### Stated task
Check each line of the listing, and copy it if it contains the word "does".
>> START
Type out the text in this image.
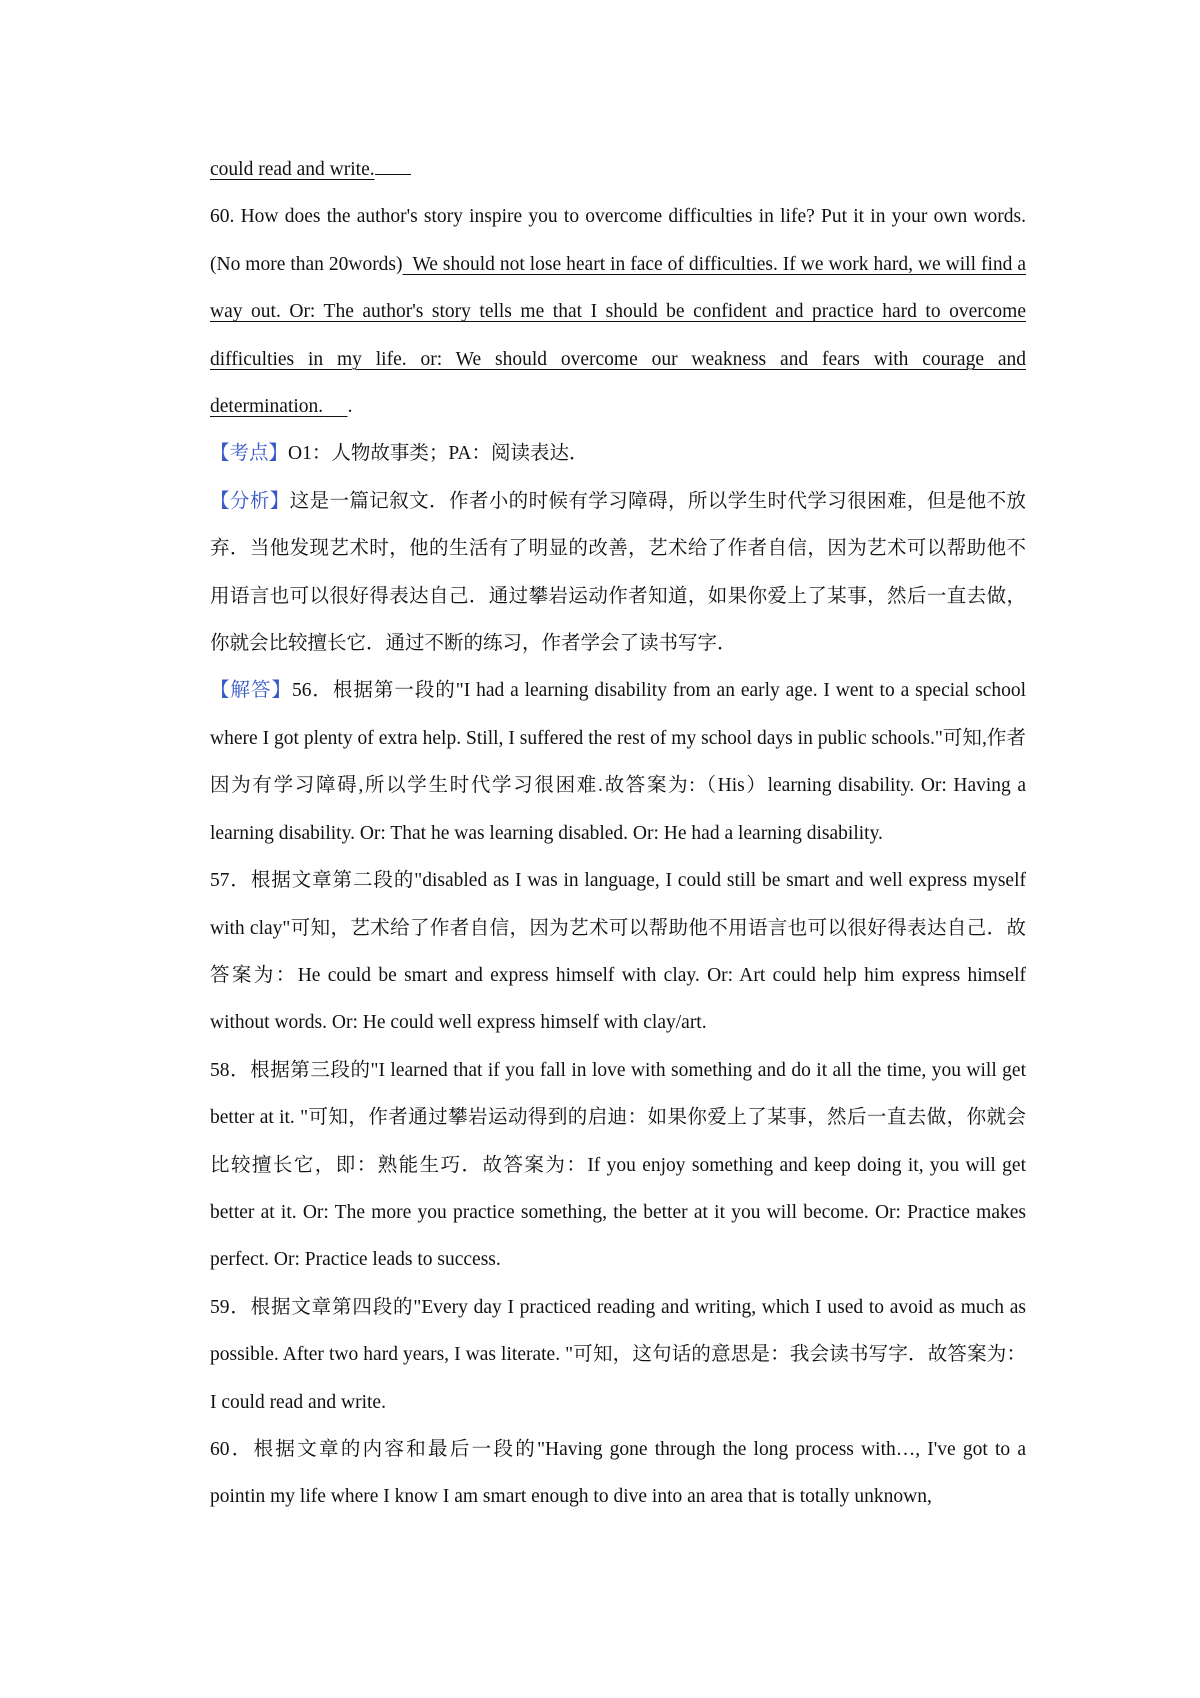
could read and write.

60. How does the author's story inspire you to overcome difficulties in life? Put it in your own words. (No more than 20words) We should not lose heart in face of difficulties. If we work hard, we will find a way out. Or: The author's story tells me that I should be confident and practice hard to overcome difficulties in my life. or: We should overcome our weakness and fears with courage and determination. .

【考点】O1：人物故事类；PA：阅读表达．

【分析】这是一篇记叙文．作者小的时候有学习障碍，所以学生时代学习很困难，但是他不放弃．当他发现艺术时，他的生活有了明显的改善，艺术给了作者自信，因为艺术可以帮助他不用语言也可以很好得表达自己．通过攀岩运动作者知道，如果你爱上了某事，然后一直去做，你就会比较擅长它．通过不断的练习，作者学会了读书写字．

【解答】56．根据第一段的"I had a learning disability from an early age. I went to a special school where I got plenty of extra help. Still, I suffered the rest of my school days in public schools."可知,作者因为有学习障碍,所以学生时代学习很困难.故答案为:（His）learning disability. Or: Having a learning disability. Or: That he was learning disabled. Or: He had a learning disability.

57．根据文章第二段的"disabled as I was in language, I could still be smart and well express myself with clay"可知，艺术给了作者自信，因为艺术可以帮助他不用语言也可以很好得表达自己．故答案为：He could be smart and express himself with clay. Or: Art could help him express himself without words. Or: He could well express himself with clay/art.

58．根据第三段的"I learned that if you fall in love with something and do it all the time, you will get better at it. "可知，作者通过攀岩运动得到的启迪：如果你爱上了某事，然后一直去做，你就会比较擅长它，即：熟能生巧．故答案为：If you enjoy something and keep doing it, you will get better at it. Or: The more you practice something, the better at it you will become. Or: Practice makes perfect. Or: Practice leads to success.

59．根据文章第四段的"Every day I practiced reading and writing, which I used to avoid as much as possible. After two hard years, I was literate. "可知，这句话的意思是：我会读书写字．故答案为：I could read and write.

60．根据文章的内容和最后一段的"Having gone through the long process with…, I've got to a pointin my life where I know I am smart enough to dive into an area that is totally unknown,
>> END
>> START
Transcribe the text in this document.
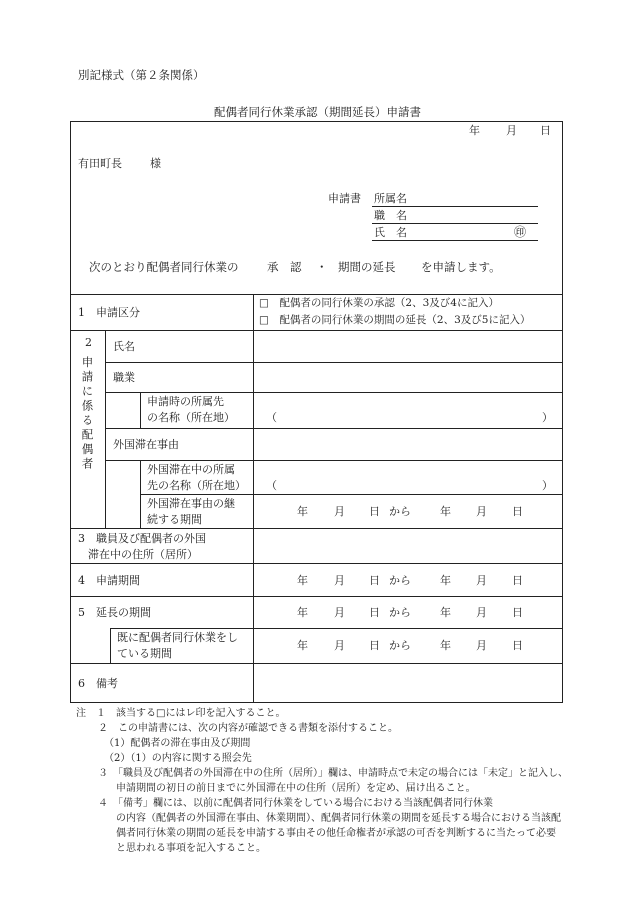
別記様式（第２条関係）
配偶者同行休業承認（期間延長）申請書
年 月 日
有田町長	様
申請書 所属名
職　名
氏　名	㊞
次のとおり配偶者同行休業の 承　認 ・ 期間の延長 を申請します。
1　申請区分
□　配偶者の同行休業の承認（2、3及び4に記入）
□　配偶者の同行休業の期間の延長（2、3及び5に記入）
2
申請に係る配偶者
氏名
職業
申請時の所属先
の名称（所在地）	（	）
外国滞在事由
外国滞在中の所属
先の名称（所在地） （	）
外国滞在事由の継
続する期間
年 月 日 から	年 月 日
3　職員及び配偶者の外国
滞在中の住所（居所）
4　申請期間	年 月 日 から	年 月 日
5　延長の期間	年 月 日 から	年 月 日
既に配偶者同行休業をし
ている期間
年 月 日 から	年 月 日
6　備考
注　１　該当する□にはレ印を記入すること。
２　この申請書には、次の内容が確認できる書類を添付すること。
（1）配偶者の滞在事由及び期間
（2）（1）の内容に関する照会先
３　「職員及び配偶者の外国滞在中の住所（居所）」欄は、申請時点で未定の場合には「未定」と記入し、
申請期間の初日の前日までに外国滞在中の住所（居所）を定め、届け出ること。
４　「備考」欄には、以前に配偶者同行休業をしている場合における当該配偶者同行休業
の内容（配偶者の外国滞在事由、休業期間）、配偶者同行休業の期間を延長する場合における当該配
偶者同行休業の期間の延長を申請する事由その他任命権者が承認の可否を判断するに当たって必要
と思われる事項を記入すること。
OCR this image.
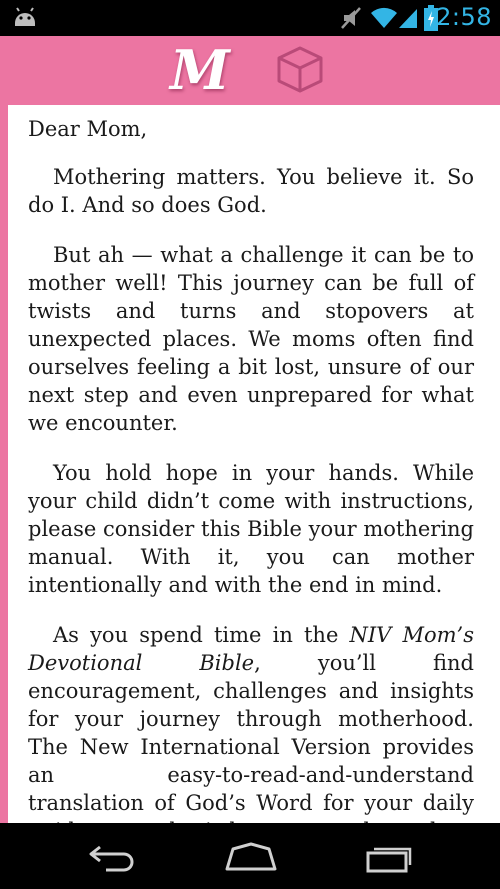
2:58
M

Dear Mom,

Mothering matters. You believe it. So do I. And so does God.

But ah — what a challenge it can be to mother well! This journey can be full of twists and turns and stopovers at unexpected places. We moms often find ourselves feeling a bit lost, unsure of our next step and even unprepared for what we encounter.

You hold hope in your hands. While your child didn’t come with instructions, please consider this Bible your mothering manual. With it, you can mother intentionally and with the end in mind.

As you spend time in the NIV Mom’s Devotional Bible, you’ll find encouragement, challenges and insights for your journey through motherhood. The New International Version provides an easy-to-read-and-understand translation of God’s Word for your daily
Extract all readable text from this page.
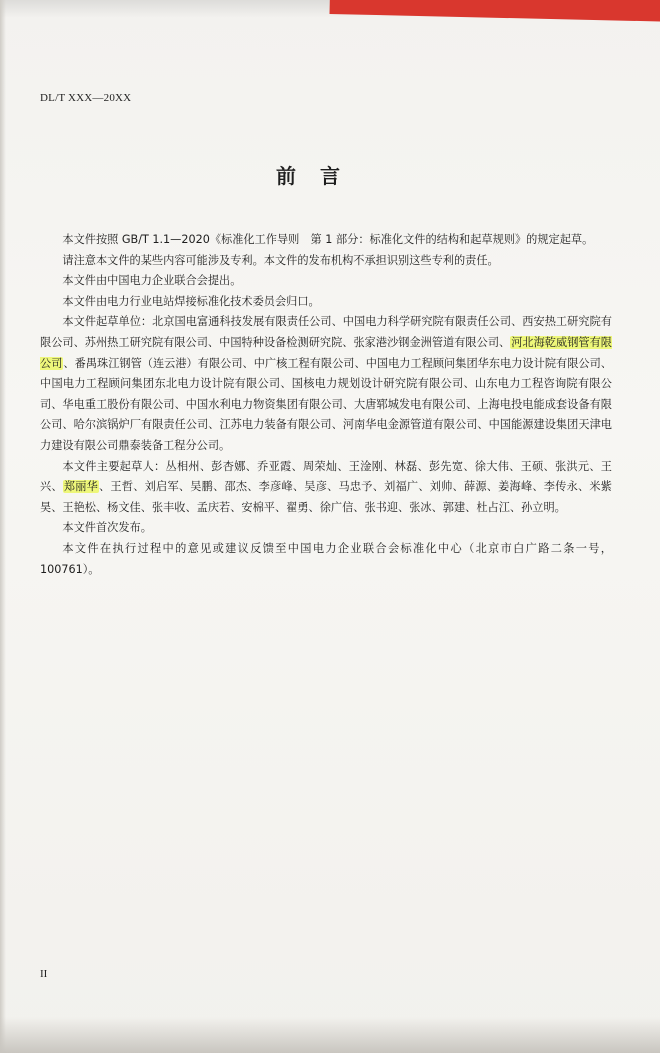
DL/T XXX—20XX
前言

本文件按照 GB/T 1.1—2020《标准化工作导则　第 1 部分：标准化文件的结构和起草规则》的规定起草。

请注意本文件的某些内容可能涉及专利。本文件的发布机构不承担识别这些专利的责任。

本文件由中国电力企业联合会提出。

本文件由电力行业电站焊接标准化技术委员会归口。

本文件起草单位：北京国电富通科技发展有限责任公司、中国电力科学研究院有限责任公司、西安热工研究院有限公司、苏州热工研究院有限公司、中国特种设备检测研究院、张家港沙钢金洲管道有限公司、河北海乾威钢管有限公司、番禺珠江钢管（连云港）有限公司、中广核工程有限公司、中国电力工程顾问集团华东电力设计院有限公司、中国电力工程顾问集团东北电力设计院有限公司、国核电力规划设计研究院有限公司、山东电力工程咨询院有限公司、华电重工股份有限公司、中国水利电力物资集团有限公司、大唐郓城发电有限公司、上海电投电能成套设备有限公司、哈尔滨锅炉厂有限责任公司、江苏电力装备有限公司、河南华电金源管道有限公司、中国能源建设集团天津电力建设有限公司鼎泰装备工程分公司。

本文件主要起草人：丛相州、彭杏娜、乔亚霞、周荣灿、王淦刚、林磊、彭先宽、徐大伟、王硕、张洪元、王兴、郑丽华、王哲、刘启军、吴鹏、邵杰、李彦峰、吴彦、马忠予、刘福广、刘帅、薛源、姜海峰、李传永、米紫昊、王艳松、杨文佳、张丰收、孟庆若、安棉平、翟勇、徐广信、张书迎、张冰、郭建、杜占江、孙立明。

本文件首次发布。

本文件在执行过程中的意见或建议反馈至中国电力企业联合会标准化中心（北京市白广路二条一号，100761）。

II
>> END
### Solution
60. How does the author's story inspire you to overcome difficulties in life? Put it in your own words. (No more than 20words) We should not lose heart in face of difficulties. If we work hard, we will find a way out. Or: The author's story tells me that I should be confident and practice hard to overcome difficulties in my life. or: We should overcome our weakness and fears with courage and determination. .
Mothering matters. You believe it. So do I. And so does God.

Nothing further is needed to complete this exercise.